### What is needed
Answer with one number: how many lines hold "through".

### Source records
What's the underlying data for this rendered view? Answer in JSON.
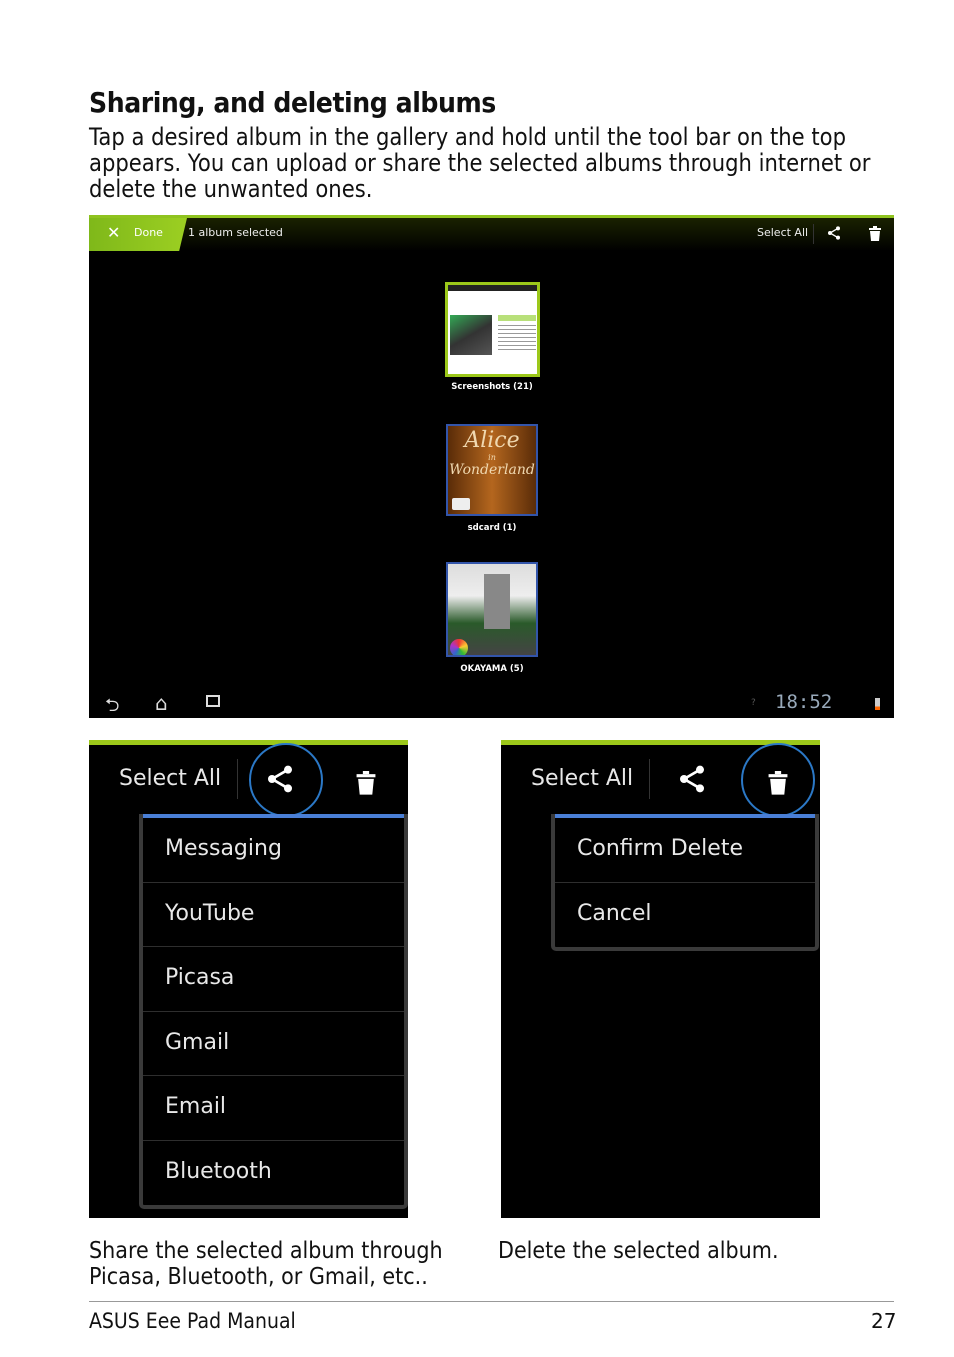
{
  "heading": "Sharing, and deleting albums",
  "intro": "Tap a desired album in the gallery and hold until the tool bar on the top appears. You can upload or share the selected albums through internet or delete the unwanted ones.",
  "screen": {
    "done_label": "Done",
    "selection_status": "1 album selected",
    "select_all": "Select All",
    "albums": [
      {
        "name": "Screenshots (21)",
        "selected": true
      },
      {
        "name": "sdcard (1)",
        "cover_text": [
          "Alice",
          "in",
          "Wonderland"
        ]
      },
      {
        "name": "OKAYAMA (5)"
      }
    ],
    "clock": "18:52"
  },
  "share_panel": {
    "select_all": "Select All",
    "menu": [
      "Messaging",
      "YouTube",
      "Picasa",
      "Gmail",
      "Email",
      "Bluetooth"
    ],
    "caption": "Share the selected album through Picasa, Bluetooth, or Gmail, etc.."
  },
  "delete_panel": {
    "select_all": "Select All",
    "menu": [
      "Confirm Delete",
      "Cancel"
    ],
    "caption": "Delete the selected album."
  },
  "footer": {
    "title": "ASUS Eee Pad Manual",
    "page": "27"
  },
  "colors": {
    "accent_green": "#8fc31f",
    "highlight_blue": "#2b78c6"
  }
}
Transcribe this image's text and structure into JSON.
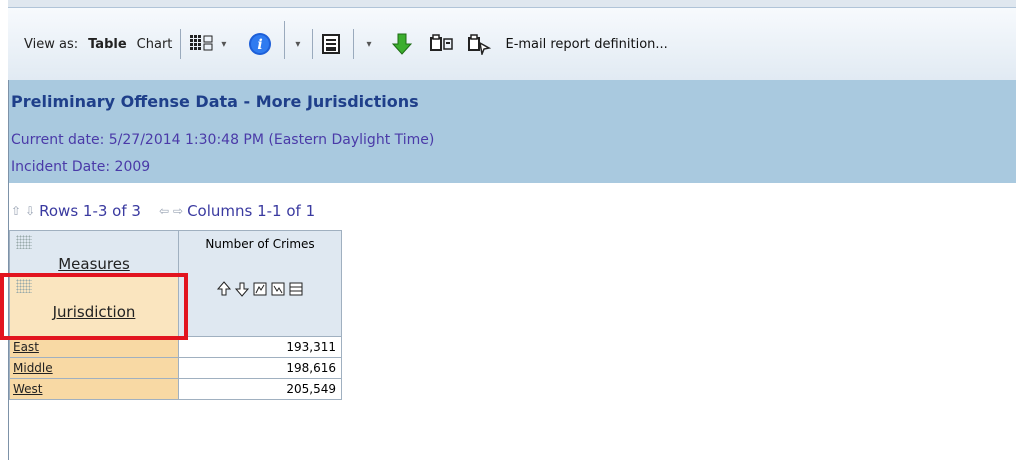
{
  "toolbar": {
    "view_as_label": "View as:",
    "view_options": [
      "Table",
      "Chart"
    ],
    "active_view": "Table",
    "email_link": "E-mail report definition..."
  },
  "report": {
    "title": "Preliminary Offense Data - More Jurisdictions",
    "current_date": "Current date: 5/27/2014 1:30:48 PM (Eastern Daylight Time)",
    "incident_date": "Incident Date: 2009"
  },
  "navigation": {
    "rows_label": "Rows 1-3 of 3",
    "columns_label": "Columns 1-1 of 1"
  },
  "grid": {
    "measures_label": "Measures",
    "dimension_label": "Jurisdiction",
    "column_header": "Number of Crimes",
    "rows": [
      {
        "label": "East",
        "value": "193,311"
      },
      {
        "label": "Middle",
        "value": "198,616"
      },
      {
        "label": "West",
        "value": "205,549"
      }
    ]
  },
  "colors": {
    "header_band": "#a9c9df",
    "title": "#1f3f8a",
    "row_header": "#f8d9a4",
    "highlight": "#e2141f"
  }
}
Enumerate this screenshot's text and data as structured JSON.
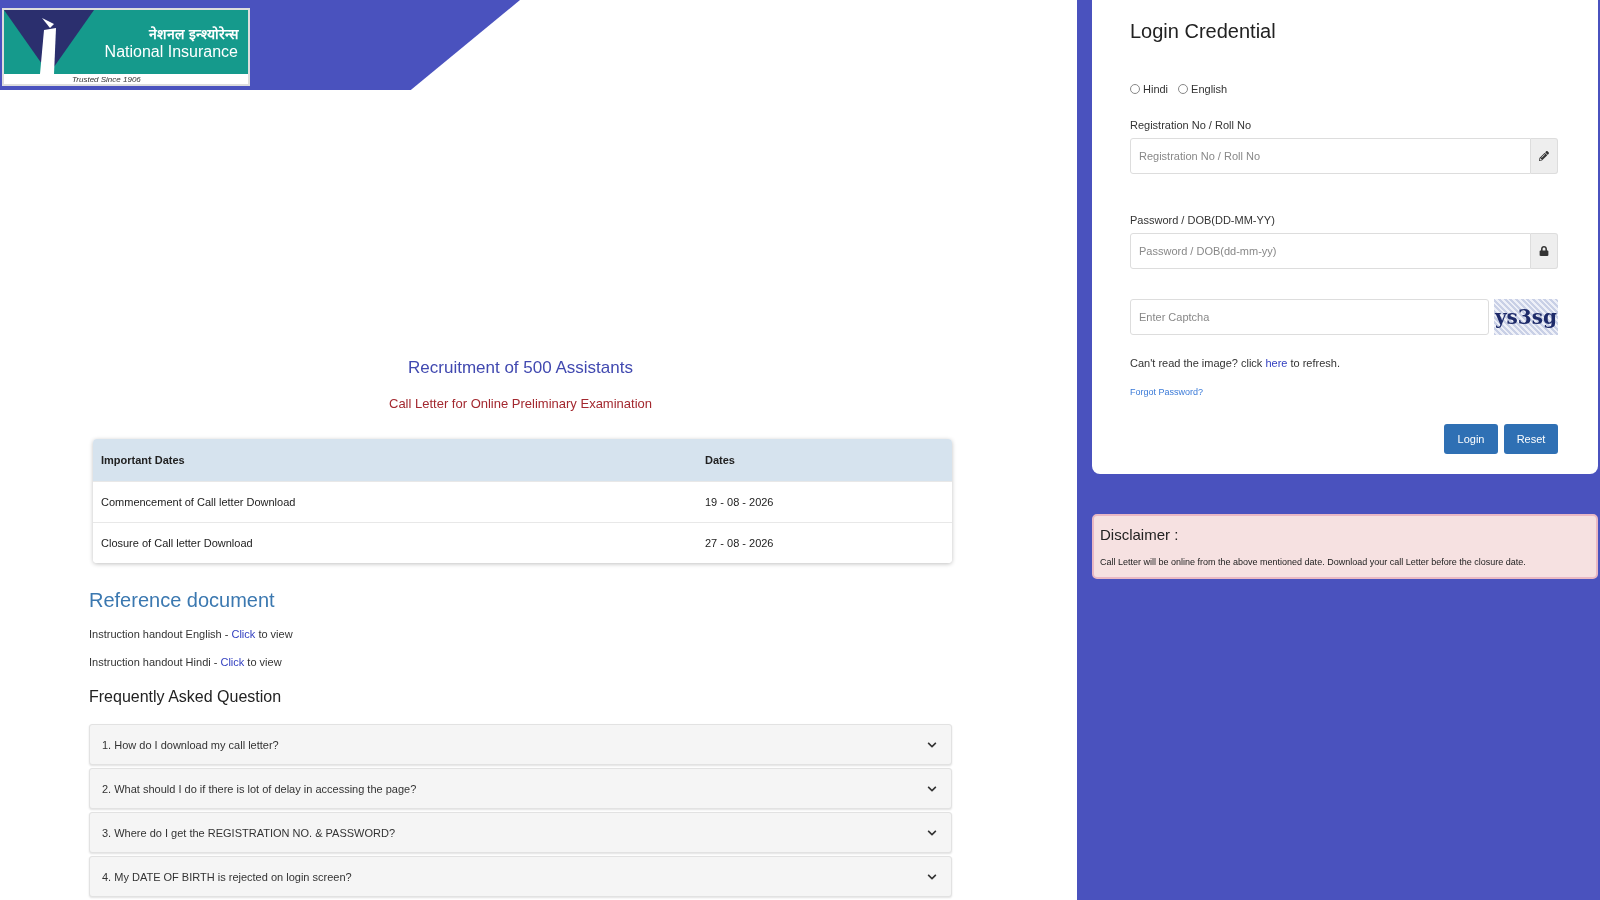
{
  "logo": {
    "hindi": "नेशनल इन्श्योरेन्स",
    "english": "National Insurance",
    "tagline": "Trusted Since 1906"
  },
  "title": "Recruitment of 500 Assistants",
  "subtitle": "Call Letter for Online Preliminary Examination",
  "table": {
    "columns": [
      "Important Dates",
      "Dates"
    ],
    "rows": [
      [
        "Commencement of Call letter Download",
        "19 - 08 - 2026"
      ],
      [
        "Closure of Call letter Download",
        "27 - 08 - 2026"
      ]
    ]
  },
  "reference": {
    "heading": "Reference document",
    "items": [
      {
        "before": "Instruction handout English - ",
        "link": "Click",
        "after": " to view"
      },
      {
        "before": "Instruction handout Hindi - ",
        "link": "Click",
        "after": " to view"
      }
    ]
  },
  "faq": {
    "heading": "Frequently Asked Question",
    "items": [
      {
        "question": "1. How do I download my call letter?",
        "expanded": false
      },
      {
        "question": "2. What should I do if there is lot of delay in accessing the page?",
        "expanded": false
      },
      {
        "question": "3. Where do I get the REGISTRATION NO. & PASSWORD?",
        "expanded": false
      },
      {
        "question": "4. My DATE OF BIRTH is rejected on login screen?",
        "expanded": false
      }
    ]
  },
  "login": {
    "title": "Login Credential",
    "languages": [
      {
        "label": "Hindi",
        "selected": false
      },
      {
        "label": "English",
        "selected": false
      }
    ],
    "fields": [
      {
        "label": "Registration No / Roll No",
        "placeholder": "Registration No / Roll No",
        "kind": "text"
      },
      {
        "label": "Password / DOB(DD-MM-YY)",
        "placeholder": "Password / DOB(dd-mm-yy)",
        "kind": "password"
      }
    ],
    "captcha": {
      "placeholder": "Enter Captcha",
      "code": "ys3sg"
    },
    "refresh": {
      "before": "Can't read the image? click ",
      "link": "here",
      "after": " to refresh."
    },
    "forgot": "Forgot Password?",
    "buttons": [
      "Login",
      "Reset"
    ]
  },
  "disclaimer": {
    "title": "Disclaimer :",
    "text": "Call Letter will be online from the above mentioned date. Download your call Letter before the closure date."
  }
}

### Response to this exercise
2